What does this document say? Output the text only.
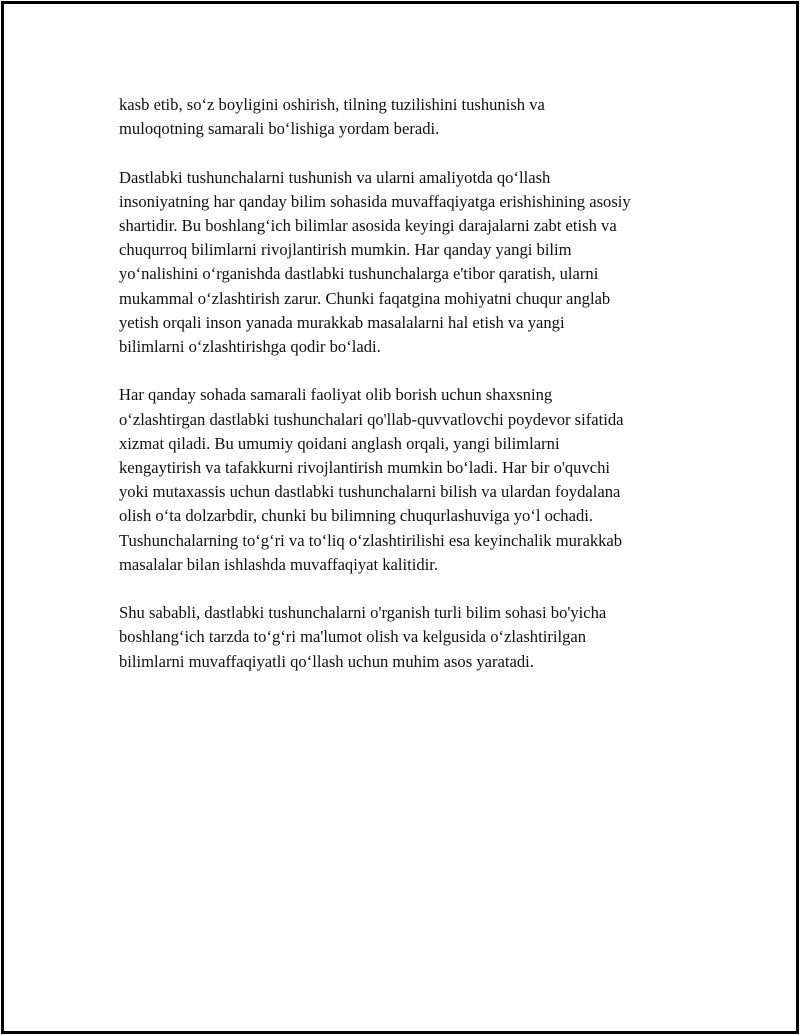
kasb etib, so‘z boyligini oshirish, tilning tuzilishini tushunish va
muloqotning samarali bo‘lishiga yordam beradi.

Dastlabki tushunchalarni tushunish va ularni amaliyotda qo‘llash
insoniyatning har qanday bilim sohasida muvaffaqiyatga erishishining asosiy
shartidir. Bu boshlang‘ich bilimlar asosida keyingi darajalarni zabt etish va
chuqurroq bilimlarni rivojlantirish mumkin. Har qanday yangi bilim
yo‘nalishini o‘rganishda dastlabki tushunchalarga e'tibor qaratish, ularni
mukammal o‘zlashtirish zarur. Chunki faqatgina mohiyatni chuqur anglab
yetish orqali inson yanada murakkab masalalarni hal etish va yangi
bilimlarni o‘zlashtirishga qodir bo‘ladi.

Har qanday sohada samarali faoliyat olib borish uchun shaxsning
o‘zlashtirgan dastlabki tushunchalari qo'llab-quvvatlovchi poydevor sifatida
xizmat qiladi. Bu umumiy qoidani anglash orqali, yangi bilimlarni
kengaytirish va tafakkurni rivojlantirish mumkin bo‘ladi. Har bir o'quvchi
yoki mutaxassis uchun dastlabki tushunchalarni bilish va ulardan foydalana
olish o‘ta dolzarbdir, chunki bu bilimning chuqurlashuviga yo‘l ochadi.
Tushunchalarning to‘g‘ri va to‘liq o‘zlashtirilishi esa keyinchalik murakkab
masalalar bilan ishlashda muvaffaqiyat kalitidir.

Shu sababli, dastlabki tushunchalarni o'rganish turli bilim sohasi bo'yicha
boshlang‘ich tarzda to‘g‘ri ma'lumot olish va kelgusida o‘zlashtirilgan
bilimlarni muvaffaqiyatli qo‘llash uchun muhim asos yaratadi.
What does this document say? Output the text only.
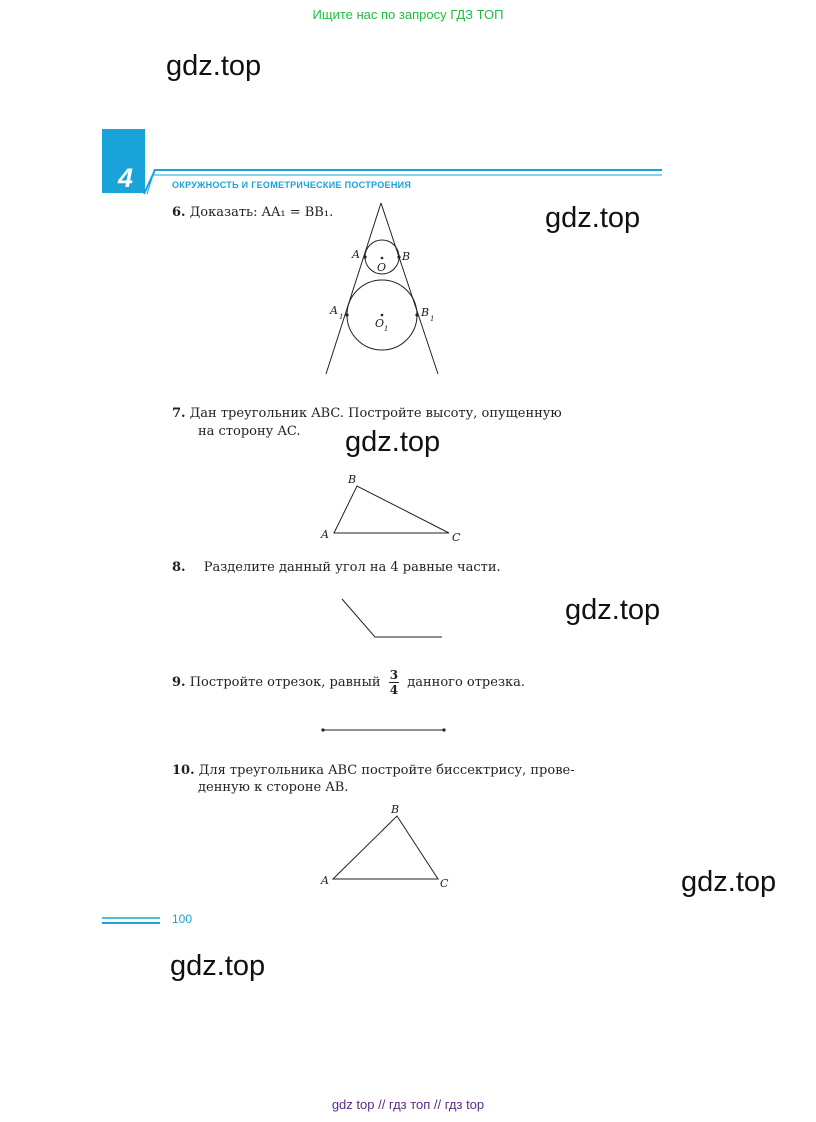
Ищите нас по запросу ГДЗ ТОП
gdz.top
gdz.top
gdz.top
gdz.top
gdz.top
gdz.top
4	ОКРУЖНОСТЬ И ГЕОМЕТРИЧЕСКИЕ ПОСТРОЕНИЯ
6. Доказать: AA₁ = BB₁.
A	B
O
A 1	B 1
O 1
7. Дан треугольник ABC. Постройте высоту, опущенную
на сторону AC.
A
B
C
8. Разделите данный угол на 4 равные части.
9. Постройте отрезок, равный $\frac{3}{4}$ данного отрезка.
10. Для треугольника ABC постройте биссектрису, прове-
денную к стороне AB.
A
B
C
100
gdz top // гдз топ // гдз top
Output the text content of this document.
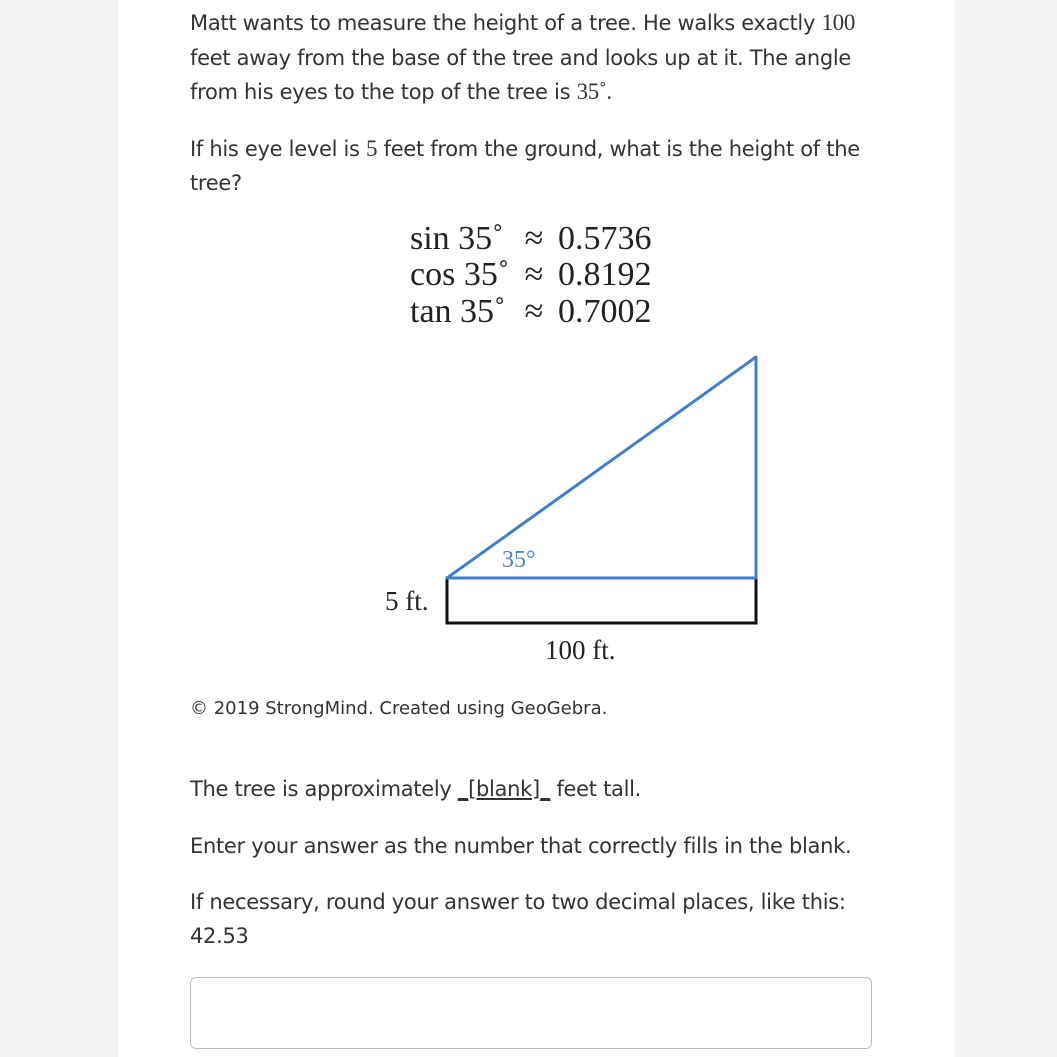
Matt wants to measure the height of a tree. He walks exactly 100
feet away from the base of the tree and looks up at it. The angle
from his eyes to the top of the tree is 35˚.
If his eye level is 5 feet from the ground, what is the height of the
tree?
sin 35˚ ≈ 0.5736
cos 35˚ ≈ 0.8192
tan 35˚ ≈ 0.7002
35°
5 ft.
100 ft.
© 2019 StrongMind. Created using GeoGebra.
The tree is approximately _[blank]_ feet tall.
Enter your answer as the number that correctly fills in the blank.
If necessary, round your answer to two decimal places, like this:
42.53
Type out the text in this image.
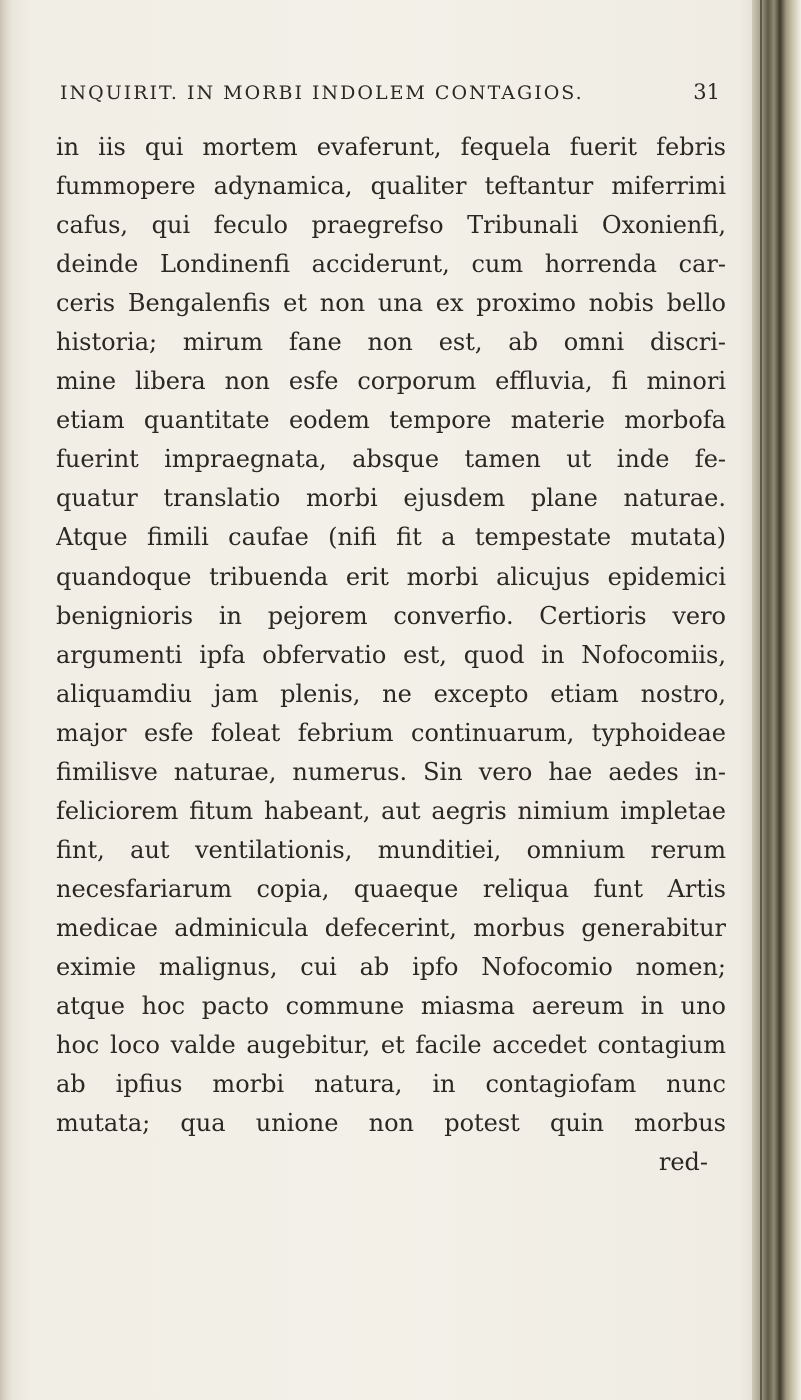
INQUIRIT. IN MORBI INDOLEM CONTAGIOS.	31
in iis qui mortem evaferunt, fequela fuerit febris
fummopere adynamica, qualiter teftantur miferrimi
cafus, qui feculo praegrefso Tribunali Oxonienfi,
deinde Londinenfi acciderunt, cum horrenda car-
ceris Bengalenfis et non una ex proximo nobis bello
historia; mirum fane non est, ab omni discri-
mine libera non esfe corporum effluvia, fi minori
etiam quantitate eodem tempore materie morbofa
fuerint impraegnata, absque tamen ut inde fe-
quatur translatio morbi ejusdem plane naturae.
Atque fimili caufae (nifi fit a tempestate mutata)
quandoque tribuenda erit morbi alicujus epidemici
benignioris in pejorem converfio. Certioris vero
argumenti ipfa obfervatio est, quod in Nofocomiis,
aliquamdiu jam plenis, ne excepto etiam nostro,
major esfe foleat febrium continuarum, typhoideae
fimilisve naturae, numerus. Sin vero hae aedes in-
feliciorem fitum habeant, aut aegris nimium impletae
fint, aut ventilationis, munditiei, omnium rerum
necesfariarum copia, quaeque reliqua funt Artis
medicae adminicula defecerint, morbus generabitur
eximie malignus, cui ab ipfo Nofocomio nomen;
atque hoc pacto commune miasma aereum in uno
hoc loco valde augebitur, et facile accedet contagium
ab ipfius morbi natura, in contagiofam nunc
mutata; qua unione non potest quin morbus
red-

▶ WORK TO COMPLETE: Copy the entries exactly. Leave out the images.

▶ THE ANSWER:
What does this document say? Output the text only.
kasb etib, so‘z boyligini oshirish, tilning tuzilishini tushunish va
muloqotning samarali bo‘lishiga yordam beradi.

Dastlabki tushunchalarni tushunish va ularni amaliyotda qo‘llash
insoniyatning har qanday bilim sohasida muvaffaqiyatga erishishining asosiy
shartidir. Bu boshlang‘ich bilimlar asosida keyingi darajalarni zabt etish va
chuqurroq bilimlarni rivojlantirish mumkin. Har qanday yangi bilim
yo‘nalishini o‘rganishda dastlabki tushunchalarga e'tibor qaratish, ularni
mukammal o‘zlashtirish zarur. Chunki faqatgina mohiyatni chuqur anglab
yetish orqali inson yanada murakkab masalalarni hal etish va yangi
bilimlarni o‘zlashtirishga qodir bo‘ladi.

Har qanday sohada samarali faoliyat olib borish uchun shaxsning
o‘zlashtirgan dastlabki tushunchalari qo'llab-quvvatlovchi poydevor sifatida
xizmat qiladi. Bu umumiy qoidani anglash orqali, yangi bilimlarni
kengaytirish va tafakkurni rivojlantirish mumkin bo‘ladi. Har bir o'quvchi
yoki mutaxassis uchun dastlabki tushunchalarni bilish va ulardan foydalana
olish o‘ta dolzarbdir, chunki bu bilimning chuqurlashuviga yo‘l ochadi.
Tushunchalarning to‘g‘ri va to‘liq o‘zlashtirilishi esa keyinchalik murakkab
masalalar bilan ishlashda muvaffaqiyat kalitidir.

Shu sababli, dastlabki tushunchalarni o'rganish turli bilim sohasi bo'yicha
boshlang‘ich tarzda to‘g‘ri ma'lumot olish va kelgusida o‘zlashtirilgan
bilimlarni muvaffaqiyatli qo‘llash uchun muhim asos yaratadi.
What does this document say? Output the text only.
Ищите нас по запросу ГДЗ ТОП
gdz.top
gdz.top
gdz.top
gdz.top
gdz.top
gdz.top
4	ОКРУЖНОСТЬ И ГЕОМЕТРИЧЕСКИЕ ПОСТРОЕНИЯ
6. Доказать: AA₁ = BB₁.
A	B
O
A 1	B 1
O 1
7. Дан треугольник ABC. Постройте высоту, опущенную
на сторону AC.
A
B
C
8. Разделите данный угол на 4 равные части.
9. Постройте отрезок, равный $\frac{3}{4}$ данного отрезка.
10. Для треугольника ABC постройте биссектрису, прове-
денную к стороне AB.
A
B
C
100
gdz top // гдз топ // гдз top
Output the text content of this document.
Matt wants to measure the height of a tree. He walks exactly 100
feet away from the base of the tree and looks up at it. The angle
from his eyes to the top of the tree is 35˚.
If his eye level is 5 feet from the ground, what is the height of the
tree?
sin 35˚ ≈ 0.5736
cos 35˚ ≈ 0.8192
tan 35˚ ≈ 0.7002
35°
5 ft.
100 ft.
© 2019 StrongMind. Created using GeoGebra.
The tree is approximately _[blank]_ feet tall.
Enter your answer as the number that correctly fills in the blank.
If necessary, round your answer to two decimal places, like this:
42.53
Type out the text in this image.
INQUIRIT. IN MORBI INDOLEM CONTAGIOS.	31
in iis qui mortem evaferunt, fequela fuerit febris
fummopere adynamica, qualiter teftantur miferrimi
cafus, qui feculo praegrefso Tribunali Oxonienfi,
deinde Londinenfi acciderunt, cum horrenda car-
ceris Bengalenfis et non una ex proximo nobis bello
historia; mirum fane non est, ab omni discri-
mine libera non esfe corporum effluvia, fi minori
etiam quantitate eodem tempore materie morbofa
fuerint impraegnata, absque tamen ut inde fe-
quatur translatio morbi ejusdem plane naturae.
Atque fimili caufae (nifi fit a tempestate mutata)
quandoque tribuenda erit morbi alicujus epidemici
benignioris in pejorem converfio. Certioris vero
argumenti ipfa obfervatio est, quod in Nofocomiis,
aliquamdiu jam plenis, ne excepto etiam nostro,
major esfe foleat febrium continuarum, typhoideae
fimilisve naturae, numerus. Sin vero hae aedes in-
feliciorem fitum habeant, aut aegris nimium impletae
fint, aut ventilationis, munditiei, omnium rerum
necesfariarum copia, quaeque reliqua funt Artis
medicae adminicula defecerint, morbus generabitur
eximie malignus, cui ab ipfo Nofocomio nomen;
atque hoc pacto commune miasma aereum in uno
hoc loco valde augebitur, et facile accedet contagium
ab ipfius morbi natura, in contagiofam nunc
mutata; qua unione non potest quin morbus
red-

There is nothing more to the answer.